-- What you should do --
Read through the records below and copy each line that uses the word "финансирования".

-- Data for this exercise --
## Begin
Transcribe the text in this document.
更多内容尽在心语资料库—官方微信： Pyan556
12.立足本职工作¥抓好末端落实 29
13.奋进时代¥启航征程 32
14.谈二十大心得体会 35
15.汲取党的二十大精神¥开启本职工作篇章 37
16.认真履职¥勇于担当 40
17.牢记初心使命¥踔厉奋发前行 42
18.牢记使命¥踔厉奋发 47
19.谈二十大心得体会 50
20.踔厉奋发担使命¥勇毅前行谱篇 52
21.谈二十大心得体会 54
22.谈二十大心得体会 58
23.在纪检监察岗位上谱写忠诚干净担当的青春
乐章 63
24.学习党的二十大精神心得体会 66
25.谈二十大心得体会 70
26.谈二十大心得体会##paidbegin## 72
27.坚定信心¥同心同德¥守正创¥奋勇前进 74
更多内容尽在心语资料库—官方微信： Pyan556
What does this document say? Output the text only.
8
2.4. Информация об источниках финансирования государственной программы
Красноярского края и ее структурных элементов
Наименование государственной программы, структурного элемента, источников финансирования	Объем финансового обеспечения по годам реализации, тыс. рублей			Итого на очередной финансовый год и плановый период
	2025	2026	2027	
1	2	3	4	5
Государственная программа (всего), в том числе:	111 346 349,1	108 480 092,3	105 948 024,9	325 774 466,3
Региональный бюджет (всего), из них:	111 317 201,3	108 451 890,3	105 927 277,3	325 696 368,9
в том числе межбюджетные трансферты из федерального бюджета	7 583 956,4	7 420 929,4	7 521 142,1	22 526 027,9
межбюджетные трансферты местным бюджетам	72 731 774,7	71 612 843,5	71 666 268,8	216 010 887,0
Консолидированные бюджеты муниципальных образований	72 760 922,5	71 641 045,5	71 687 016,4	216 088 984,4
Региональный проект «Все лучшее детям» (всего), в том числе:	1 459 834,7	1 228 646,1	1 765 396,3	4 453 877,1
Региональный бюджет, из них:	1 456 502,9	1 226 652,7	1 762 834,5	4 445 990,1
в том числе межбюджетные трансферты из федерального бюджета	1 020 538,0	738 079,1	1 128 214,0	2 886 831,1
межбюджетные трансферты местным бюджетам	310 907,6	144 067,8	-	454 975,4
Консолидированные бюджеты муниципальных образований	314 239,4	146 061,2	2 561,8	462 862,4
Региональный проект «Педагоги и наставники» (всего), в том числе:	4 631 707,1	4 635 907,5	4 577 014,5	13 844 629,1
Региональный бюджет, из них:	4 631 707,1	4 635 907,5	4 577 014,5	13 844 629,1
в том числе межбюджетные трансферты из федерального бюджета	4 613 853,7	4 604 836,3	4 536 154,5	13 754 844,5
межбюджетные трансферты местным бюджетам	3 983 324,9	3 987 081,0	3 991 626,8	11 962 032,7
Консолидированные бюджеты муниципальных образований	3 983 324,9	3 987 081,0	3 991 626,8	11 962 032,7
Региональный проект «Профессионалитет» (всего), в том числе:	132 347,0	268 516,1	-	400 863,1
## End
-- Complete output --
2.4. Информация об источниках финансирования государственной программы
Наименование государственной программы, структурного элемента, источников финансирования	Объем финансового обеспечения по годам реализации, тыс. рублей			Итого на очередной финансовый год и плановый период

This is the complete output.